### EXERCISE INSTRUCTIONS
Report each line of the data that has "VINCENT" somewhere in it.

[Records from a data source]
□ □ □ □ □
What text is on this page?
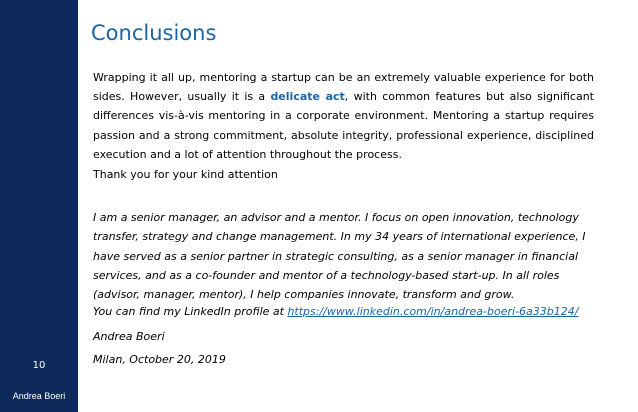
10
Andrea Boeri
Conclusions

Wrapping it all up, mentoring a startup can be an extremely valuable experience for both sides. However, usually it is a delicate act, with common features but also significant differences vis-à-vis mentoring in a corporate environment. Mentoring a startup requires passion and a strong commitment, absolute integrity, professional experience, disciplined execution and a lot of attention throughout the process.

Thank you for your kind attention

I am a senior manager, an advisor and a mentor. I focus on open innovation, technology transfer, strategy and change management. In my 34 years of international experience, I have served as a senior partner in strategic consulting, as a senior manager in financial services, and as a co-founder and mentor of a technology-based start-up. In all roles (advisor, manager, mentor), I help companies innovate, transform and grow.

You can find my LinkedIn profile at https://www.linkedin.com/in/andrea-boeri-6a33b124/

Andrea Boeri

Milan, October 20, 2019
□ □ □ □ □
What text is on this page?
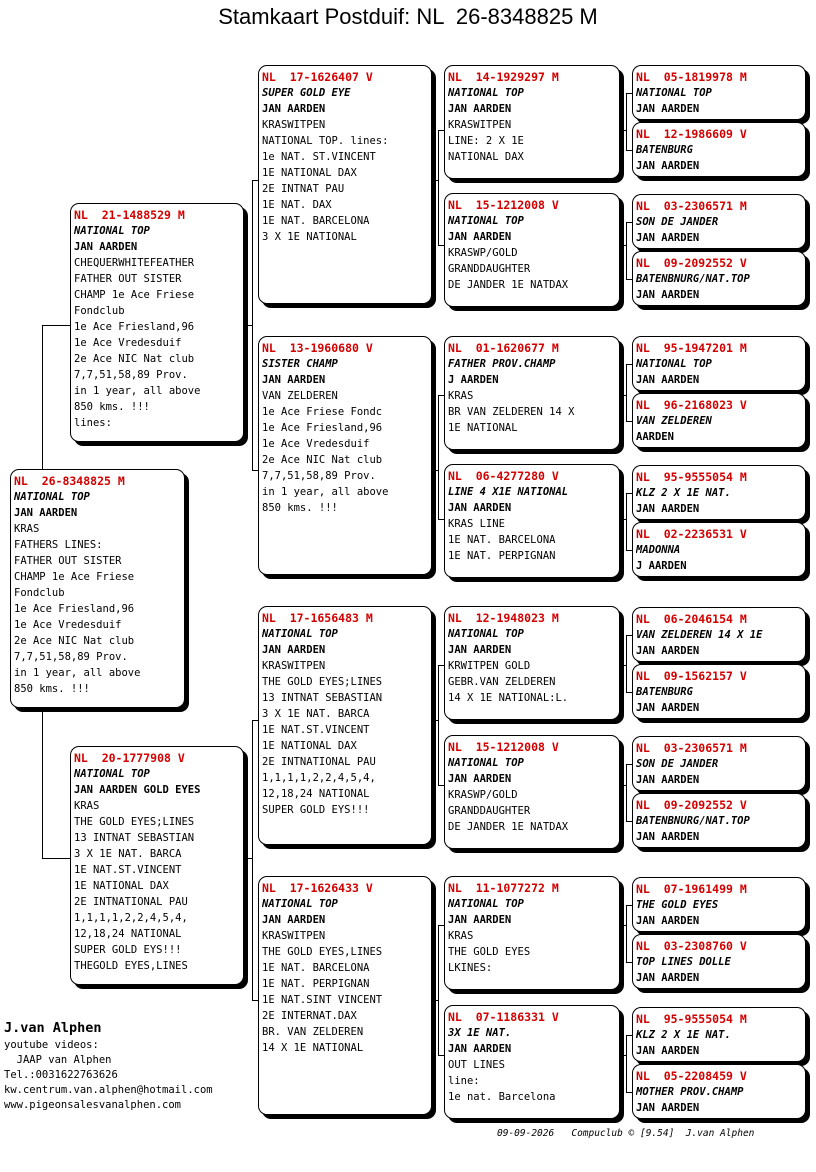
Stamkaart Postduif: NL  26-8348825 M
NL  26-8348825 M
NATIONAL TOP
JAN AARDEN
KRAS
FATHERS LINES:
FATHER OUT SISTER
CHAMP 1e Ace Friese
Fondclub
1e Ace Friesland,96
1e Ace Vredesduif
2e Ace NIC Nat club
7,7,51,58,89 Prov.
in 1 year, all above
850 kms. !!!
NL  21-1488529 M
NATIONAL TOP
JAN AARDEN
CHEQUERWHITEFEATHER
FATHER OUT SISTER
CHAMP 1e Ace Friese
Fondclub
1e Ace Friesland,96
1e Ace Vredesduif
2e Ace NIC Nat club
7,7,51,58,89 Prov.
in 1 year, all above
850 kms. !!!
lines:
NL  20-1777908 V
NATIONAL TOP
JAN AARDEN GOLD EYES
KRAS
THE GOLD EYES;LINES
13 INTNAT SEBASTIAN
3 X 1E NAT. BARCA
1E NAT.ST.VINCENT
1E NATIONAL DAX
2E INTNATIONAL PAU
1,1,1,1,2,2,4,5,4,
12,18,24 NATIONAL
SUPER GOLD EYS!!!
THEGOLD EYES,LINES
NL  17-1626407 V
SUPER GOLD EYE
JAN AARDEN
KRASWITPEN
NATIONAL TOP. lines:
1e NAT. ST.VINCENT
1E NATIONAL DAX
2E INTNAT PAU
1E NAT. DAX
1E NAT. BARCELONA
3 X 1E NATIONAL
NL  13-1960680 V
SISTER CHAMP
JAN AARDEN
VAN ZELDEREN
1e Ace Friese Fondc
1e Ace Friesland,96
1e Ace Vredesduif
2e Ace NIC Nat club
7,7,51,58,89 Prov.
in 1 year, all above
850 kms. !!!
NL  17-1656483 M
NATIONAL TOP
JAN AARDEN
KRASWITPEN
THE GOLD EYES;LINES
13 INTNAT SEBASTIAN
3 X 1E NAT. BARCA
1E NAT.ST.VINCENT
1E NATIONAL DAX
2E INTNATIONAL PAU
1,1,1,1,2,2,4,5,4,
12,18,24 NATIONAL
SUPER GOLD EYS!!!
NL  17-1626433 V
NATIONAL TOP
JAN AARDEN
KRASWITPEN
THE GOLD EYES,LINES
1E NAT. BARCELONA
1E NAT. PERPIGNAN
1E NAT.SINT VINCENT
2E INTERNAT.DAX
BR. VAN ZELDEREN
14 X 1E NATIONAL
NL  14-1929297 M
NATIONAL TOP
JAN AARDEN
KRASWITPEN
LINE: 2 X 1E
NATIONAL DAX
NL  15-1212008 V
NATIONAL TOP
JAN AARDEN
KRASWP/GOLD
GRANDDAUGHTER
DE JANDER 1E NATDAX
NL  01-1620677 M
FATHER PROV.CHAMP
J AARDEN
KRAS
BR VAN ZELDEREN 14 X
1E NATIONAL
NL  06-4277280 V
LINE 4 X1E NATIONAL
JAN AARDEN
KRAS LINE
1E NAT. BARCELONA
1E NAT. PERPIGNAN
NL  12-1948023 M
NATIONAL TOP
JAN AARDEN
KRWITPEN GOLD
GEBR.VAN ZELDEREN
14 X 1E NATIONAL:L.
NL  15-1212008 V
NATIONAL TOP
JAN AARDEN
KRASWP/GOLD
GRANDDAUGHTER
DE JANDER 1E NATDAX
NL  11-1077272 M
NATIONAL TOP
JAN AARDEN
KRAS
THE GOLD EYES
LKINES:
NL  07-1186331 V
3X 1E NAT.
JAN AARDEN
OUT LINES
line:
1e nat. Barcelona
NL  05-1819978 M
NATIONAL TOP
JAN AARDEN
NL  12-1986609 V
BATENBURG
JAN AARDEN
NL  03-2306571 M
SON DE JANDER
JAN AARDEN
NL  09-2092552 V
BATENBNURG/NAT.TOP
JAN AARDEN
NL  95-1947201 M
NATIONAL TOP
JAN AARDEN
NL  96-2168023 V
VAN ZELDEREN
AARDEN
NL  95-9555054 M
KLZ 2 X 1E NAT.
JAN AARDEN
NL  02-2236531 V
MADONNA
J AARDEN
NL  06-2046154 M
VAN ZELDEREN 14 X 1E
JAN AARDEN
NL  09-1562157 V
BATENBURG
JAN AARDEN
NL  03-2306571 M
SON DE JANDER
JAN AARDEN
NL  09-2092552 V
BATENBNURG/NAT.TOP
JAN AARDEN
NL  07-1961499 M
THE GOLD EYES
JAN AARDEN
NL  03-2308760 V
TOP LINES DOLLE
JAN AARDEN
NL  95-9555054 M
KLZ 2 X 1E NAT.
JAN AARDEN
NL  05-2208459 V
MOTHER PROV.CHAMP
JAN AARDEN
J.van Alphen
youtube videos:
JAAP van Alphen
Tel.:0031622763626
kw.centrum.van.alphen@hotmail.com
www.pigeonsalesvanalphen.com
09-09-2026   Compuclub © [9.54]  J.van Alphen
□ □ □ □ □
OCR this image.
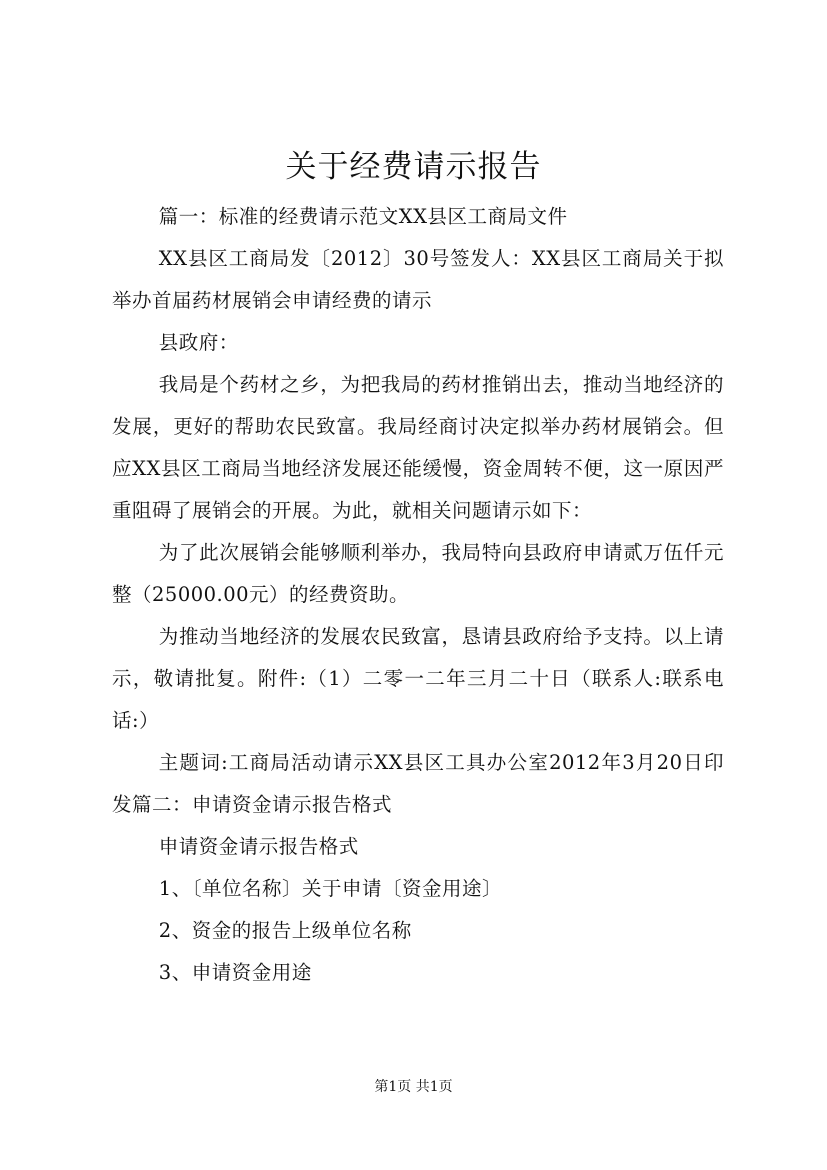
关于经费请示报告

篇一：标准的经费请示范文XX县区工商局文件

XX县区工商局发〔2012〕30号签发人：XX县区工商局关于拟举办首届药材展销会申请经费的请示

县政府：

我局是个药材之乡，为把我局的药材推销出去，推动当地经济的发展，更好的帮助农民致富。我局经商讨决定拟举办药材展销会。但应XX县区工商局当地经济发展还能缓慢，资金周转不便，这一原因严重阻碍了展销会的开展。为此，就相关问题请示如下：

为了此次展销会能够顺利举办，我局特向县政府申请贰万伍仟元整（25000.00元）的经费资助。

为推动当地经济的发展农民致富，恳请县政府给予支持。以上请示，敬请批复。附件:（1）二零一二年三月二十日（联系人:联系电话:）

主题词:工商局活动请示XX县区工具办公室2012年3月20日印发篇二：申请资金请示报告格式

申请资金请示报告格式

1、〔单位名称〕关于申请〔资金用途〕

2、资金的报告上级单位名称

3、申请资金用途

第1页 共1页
□ □ □ □ □
### EXERCISE RESPONSE
1E NAT.ST.VINCENT
1e NAT. ST.VINCENT
1E NAT.ST.VINCENT
1E NAT.SINT VINCENT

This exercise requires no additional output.